Answer with a single number: the count of lines that include the string "Heart".

INPUT ROWS
_ _ _ _

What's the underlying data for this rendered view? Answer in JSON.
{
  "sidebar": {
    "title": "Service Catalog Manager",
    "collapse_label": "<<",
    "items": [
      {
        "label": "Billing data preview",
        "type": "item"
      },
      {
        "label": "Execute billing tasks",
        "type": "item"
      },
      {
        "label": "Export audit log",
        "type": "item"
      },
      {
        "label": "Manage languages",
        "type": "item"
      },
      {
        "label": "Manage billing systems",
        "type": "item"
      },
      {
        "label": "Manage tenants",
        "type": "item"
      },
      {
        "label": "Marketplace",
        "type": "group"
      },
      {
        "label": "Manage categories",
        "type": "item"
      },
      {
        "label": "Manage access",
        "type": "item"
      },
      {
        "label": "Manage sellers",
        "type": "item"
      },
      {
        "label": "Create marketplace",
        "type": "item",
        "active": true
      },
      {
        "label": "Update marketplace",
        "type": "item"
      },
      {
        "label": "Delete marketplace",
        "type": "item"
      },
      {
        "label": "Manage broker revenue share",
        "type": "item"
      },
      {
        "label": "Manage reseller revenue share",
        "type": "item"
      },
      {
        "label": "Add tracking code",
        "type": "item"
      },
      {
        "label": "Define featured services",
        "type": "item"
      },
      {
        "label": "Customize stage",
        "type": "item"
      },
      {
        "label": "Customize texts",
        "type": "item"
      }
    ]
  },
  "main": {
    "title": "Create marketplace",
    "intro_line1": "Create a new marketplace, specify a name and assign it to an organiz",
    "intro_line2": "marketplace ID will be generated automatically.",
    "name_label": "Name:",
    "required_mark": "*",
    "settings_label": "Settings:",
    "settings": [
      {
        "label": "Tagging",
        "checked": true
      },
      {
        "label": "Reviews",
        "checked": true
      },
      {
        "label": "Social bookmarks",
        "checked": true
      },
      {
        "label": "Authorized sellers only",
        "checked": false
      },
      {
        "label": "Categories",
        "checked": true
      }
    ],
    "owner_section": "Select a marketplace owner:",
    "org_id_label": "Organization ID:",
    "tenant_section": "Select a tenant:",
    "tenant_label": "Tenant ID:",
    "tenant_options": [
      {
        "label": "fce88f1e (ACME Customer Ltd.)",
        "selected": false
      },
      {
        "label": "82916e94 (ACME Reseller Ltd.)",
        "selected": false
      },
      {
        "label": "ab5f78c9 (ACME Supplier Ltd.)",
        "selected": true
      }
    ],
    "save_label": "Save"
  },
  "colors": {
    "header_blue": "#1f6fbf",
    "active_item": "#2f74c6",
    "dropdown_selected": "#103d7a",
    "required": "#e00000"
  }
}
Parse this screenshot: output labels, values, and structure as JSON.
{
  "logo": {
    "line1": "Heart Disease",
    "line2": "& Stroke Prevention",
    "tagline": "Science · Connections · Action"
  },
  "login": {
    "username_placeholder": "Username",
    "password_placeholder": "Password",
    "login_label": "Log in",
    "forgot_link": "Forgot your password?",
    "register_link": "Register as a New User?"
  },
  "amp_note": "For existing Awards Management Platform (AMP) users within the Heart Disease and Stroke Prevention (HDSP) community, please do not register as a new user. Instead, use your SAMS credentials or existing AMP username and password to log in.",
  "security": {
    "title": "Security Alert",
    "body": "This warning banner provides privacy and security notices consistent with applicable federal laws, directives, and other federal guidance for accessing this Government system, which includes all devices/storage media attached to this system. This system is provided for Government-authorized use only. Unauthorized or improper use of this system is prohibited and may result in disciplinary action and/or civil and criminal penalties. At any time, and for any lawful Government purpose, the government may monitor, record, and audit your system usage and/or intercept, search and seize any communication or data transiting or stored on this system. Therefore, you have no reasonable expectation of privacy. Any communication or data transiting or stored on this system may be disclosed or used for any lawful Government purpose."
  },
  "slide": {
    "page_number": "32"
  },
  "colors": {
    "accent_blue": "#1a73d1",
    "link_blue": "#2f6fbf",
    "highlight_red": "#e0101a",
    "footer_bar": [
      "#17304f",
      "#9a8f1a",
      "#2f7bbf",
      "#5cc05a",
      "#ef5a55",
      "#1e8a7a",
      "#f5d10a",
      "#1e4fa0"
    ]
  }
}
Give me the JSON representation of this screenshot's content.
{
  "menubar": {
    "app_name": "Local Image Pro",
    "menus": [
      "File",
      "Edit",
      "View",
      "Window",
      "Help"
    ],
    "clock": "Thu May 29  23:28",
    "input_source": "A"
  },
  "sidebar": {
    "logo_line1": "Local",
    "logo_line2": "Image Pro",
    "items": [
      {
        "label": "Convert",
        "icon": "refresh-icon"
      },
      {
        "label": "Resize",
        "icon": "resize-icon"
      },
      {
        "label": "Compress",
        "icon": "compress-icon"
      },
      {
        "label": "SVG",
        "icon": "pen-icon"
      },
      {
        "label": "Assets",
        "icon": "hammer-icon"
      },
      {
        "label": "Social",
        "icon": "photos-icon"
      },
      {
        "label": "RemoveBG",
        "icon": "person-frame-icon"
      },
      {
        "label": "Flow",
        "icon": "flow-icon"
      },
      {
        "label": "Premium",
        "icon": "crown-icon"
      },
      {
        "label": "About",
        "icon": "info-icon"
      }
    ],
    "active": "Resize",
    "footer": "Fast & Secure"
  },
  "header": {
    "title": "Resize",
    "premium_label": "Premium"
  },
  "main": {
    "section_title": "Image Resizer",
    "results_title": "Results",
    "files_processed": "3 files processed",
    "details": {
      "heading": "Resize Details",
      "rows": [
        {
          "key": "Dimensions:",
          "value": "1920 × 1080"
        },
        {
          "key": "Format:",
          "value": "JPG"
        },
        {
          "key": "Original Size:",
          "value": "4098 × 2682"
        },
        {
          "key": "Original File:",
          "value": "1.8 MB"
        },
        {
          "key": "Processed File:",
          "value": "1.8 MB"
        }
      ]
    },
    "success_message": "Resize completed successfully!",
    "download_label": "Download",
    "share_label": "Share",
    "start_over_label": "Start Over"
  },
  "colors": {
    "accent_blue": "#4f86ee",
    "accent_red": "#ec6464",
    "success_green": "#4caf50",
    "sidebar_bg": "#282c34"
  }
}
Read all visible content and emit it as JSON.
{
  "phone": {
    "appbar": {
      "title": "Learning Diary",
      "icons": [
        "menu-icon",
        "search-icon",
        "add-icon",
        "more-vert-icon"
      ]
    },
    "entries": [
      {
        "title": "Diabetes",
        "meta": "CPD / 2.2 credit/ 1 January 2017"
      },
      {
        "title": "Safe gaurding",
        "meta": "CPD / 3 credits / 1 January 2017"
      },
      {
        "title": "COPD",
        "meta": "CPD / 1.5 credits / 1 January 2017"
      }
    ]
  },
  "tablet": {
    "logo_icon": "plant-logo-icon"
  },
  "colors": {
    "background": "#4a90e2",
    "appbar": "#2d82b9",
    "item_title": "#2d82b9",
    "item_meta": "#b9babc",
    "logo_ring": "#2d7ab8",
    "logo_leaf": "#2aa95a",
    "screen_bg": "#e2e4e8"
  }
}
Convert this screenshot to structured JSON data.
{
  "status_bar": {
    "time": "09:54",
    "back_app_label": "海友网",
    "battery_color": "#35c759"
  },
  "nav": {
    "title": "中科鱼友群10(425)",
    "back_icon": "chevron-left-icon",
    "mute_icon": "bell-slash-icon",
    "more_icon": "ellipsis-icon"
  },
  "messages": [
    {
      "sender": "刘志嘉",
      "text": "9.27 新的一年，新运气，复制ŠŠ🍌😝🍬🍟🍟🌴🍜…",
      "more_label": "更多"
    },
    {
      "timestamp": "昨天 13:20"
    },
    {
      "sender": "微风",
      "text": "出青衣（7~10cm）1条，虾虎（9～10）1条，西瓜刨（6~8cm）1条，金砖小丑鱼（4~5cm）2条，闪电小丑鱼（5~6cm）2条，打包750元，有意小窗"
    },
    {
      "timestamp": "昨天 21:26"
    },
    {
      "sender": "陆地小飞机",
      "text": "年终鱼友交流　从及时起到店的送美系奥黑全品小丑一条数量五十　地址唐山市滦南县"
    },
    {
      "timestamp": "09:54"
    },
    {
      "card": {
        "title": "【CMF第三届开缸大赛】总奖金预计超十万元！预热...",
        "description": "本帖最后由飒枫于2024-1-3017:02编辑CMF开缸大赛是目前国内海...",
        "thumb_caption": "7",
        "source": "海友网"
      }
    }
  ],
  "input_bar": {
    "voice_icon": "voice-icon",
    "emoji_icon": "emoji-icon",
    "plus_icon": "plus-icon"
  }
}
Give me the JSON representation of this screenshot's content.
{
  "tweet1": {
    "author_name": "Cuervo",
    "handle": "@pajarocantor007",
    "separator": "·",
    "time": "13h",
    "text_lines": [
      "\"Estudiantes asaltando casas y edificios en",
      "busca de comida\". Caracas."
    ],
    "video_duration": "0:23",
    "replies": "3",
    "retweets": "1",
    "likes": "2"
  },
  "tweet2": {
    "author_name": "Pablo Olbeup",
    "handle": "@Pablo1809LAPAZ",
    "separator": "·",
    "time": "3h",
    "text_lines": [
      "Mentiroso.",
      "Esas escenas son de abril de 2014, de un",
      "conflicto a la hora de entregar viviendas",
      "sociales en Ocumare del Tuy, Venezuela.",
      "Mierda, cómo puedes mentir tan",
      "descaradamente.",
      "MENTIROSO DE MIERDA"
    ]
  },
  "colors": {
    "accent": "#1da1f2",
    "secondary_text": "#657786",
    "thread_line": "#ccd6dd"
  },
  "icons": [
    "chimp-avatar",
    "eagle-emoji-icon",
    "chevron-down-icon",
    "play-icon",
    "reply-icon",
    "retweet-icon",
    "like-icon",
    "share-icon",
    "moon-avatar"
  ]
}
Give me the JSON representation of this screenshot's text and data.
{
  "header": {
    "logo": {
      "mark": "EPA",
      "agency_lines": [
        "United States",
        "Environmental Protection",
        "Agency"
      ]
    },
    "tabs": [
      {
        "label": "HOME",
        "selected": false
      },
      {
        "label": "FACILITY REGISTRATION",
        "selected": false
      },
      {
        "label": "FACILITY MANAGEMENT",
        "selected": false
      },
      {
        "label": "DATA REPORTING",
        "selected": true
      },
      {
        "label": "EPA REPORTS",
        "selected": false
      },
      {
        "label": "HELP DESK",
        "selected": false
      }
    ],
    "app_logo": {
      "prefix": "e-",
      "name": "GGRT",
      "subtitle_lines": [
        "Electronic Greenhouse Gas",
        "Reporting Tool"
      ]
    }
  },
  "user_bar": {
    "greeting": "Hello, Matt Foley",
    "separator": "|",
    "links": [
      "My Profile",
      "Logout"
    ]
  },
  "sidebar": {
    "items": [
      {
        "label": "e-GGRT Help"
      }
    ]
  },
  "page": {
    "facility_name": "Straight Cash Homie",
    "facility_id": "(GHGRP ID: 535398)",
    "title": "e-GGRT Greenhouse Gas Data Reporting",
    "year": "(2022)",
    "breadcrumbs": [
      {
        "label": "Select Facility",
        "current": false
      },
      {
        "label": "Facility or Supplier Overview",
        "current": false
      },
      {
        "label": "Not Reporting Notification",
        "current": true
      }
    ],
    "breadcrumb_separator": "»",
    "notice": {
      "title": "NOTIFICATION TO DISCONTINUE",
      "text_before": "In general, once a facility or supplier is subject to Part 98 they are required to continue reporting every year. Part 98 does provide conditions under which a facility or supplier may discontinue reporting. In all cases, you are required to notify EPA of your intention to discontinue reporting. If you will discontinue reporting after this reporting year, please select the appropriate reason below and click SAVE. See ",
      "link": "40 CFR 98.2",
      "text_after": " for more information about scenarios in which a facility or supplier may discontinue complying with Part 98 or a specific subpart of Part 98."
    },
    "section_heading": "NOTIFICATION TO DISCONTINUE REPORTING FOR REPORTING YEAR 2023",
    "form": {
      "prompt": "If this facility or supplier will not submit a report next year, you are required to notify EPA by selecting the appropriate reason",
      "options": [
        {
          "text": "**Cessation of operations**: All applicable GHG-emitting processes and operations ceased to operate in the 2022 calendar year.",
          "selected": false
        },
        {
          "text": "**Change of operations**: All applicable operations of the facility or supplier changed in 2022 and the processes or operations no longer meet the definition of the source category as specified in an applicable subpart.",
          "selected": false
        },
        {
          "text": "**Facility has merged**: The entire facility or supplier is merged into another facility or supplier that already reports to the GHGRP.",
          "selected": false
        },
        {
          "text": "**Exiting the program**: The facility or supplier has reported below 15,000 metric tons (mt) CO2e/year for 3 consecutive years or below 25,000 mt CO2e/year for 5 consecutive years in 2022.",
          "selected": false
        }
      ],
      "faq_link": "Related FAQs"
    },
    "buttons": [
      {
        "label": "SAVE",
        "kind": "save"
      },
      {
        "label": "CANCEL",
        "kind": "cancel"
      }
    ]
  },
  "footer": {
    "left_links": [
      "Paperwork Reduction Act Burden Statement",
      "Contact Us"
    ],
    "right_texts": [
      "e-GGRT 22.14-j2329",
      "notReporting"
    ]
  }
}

_ _ _ _

COMPLETED EXERCISE
2